[Exercise brief] All of the lines below are to be printed again exactly; images are excluded from the output.
--- Start of Working data ---
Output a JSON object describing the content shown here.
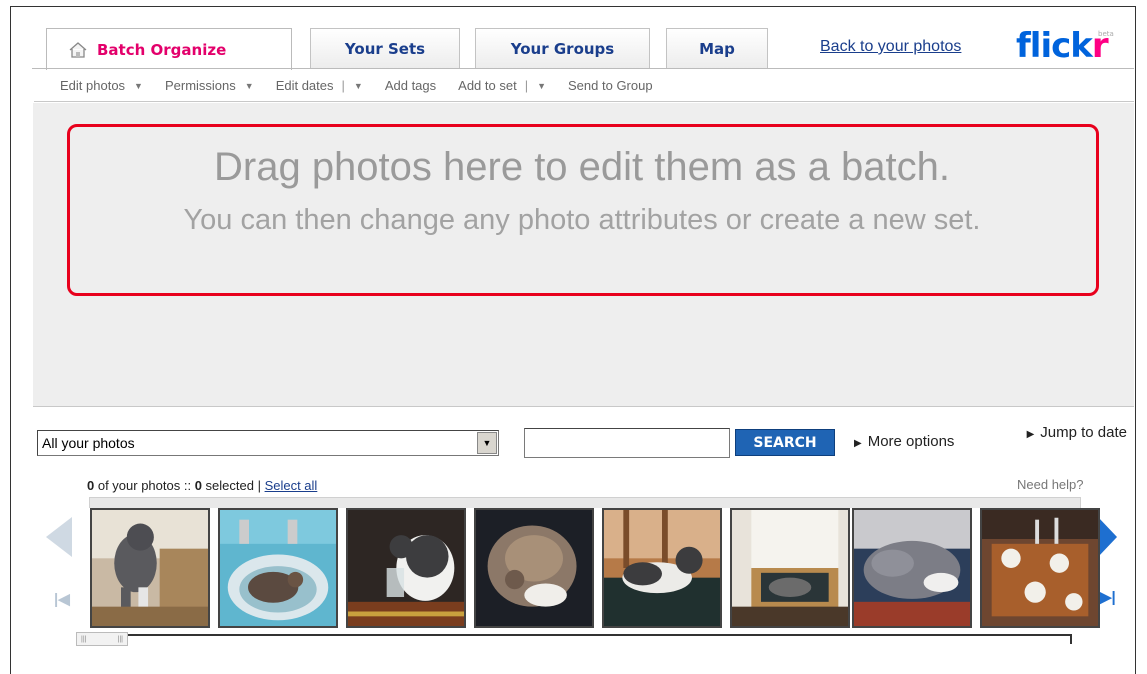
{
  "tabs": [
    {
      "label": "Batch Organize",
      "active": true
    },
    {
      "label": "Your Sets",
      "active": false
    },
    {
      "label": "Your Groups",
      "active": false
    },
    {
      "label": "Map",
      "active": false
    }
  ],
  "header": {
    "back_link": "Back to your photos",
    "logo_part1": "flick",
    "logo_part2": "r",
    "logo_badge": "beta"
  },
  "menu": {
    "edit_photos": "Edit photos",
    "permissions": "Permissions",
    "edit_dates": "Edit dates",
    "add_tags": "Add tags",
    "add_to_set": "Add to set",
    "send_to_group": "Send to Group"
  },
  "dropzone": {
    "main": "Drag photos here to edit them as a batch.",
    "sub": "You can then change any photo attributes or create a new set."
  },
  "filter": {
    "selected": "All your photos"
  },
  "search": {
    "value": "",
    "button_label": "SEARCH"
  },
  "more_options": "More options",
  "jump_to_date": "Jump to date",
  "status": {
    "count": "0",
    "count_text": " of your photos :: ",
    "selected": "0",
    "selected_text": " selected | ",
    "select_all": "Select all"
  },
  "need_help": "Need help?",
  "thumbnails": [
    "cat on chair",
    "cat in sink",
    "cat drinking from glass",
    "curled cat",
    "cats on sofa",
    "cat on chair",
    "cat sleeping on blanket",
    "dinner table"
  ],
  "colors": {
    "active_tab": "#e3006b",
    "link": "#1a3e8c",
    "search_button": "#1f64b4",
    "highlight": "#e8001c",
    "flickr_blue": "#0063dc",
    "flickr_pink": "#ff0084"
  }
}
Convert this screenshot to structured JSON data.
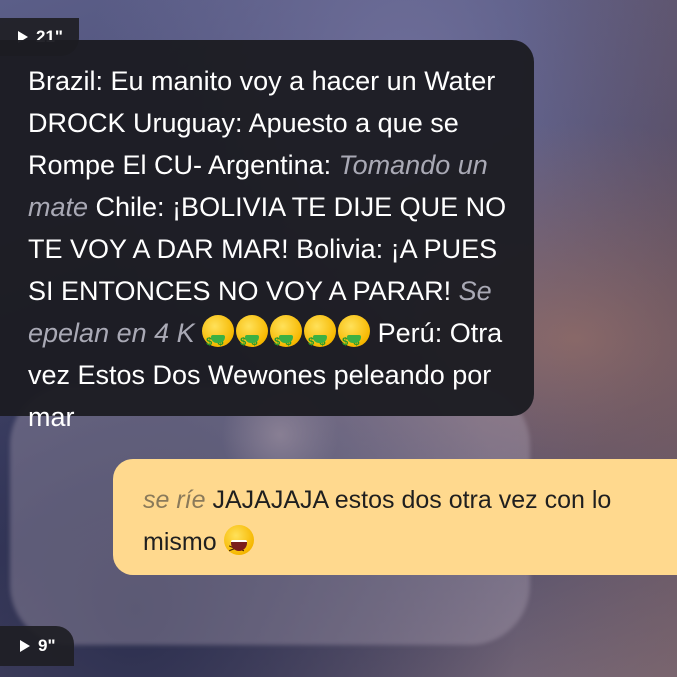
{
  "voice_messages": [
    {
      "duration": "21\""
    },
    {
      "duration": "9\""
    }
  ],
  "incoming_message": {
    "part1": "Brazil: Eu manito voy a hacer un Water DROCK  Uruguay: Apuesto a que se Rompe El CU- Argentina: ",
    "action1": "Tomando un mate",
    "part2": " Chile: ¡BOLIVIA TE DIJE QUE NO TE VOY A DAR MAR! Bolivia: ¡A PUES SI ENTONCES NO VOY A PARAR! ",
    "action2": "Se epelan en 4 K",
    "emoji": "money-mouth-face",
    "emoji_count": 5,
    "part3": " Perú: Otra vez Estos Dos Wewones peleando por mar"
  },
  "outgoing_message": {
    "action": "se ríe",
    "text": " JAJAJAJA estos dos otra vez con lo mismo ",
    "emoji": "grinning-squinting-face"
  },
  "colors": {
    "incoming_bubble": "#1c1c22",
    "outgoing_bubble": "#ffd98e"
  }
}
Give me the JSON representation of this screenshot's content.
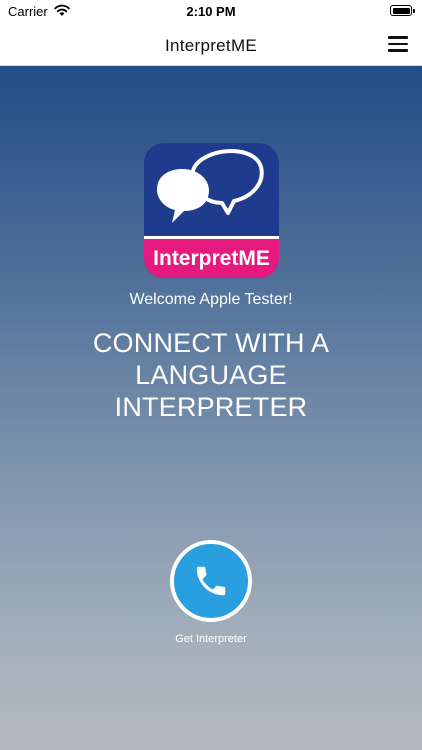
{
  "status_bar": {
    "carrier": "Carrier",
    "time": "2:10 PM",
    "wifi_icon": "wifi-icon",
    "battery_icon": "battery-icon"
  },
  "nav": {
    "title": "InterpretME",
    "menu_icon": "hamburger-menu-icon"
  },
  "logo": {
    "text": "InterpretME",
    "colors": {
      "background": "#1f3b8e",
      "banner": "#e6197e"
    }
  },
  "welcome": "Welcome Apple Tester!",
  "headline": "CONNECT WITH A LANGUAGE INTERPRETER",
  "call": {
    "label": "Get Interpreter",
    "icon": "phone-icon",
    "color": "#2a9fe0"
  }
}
--- End of Working data ---
[The output]
Output a JSON object describing the content shown here.
{
  "tabs": [
    {
      "label": "Batch Organize",
      "active": true
    },
    {
      "label": "Your Sets",
      "active": false
    },
    {
      "label": "Your Groups",
      "active": false
    },
    {
      "label": "Map",
      "active": false
    }
  ],
  "header": {
    "back_link": "Back to your photos",
    "logo_part1": "flick",
    "logo_part2": "r",
    "logo_badge": "beta"
  },
  "menu": {
    "edit_photos": "Edit photos",
    "permissions": "Permissions",
    "edit_dates": "Edit dates",
    "add_tags": "Add tags",
    "add_to_set": "Add to set",
    "send_to_group": "Send to Group"
  },
  "dropzone": {
    "main": "Drag photos here to edit them as a batch.",
    "sub": "You can then change any photo attributes or create a new set."
  },
  "filter": {
    "selected": "All your photos"
  },
  "search": {
    "value": "",
    "button_label": "SEARCH"
  },
  "more_options": "More options",
  "jump_to_date": "Jump to date",
  "status": {
    "count": "0",
    "count_text": " of your photos :: ",
    "selected": "0",
    "selected_text": " selected | ",
    "select_all": "Select all"
  },
  "need_help": "Need help?",
  "thumbnails": [
    "cat on chair",
    "cat in sink",
    "cat drinking from glass",
    "curled cat",
    "cats on sofa",
    "cat on chair",
    "cat sleeping on blanket",
    "dinner table"
  ],
  "colors": {
    "active_tab": "#e3006b",
    "link": "#1a3e8c",
    "search_button": "#1f64b4",
    "highlight": "#e8001c",
    "flickr_blue": "#0063dc",
    "flickr_pink": "#ff0084"
  }
}
Convert this screenshot to structured JSON data.
{
  "voice_messages": [
    {
      "duration": "21\""
    },
    {
      "duration": "9\""
    }
  ],
  "incoming_message": {
    "part1": "Brazil: Eu manito voy a hacer un Water DROCK  Uruguay: Apuesto a que se Rompe El CU- Argentina: ",
    "action1": "Tomando un mate",
    "part2": " Chile: ¡BOLIVIA TE DIJE QUE NO TE VOY A DAR MAR! Bolivia: ¡A PUES SI ENTONCES NO VOY A PARAR! ",
    "action2": "Se epelan en 4 K",
    "emoji": "money-mouth-face",
    "emoji_count": 5,
    "part3": " Perú: Otra vez Estos Dos Wewones peleando por mar"
  },
  "outgoing_message": {
    "action": "se ríe",
    "text": " JAJAJAJA estos dos otra vez con lo mismo ",
    "emoji": "grinning-squinting-face"
  },
  "colors": {
    "incoming_bubble": "#1c1c22",
    "outgoing_bubble": "#ffd98e"
  }
}
Give me the JSON representation of this screenshot's content.
{
  "status_bar": {
    "carrier": "Carrier",
    "time": "2:10 PM",
    "wifi_icon": "wifi-icon",
    "battery_icon": "battery-icon"
  },
  "nav": {
    "title": "InterpretME",
    "menu_icon": "hamburger-menu-icon"
  },
  "logo": {
    "text": "InterpretME",
    "colors": {
      "background": "#1f3b8e",
      "banner": "#e6197e"
    }
  },
  "welcome": "Welcome Apple Tester!",
  "headline": "CONNECT WITH A LANGUAGE INTERPRETER",
  "call": {
    "label": "Get Interpreter",
    "icon": "phone-icon",
    "color": "#2a9fe0"
  }
}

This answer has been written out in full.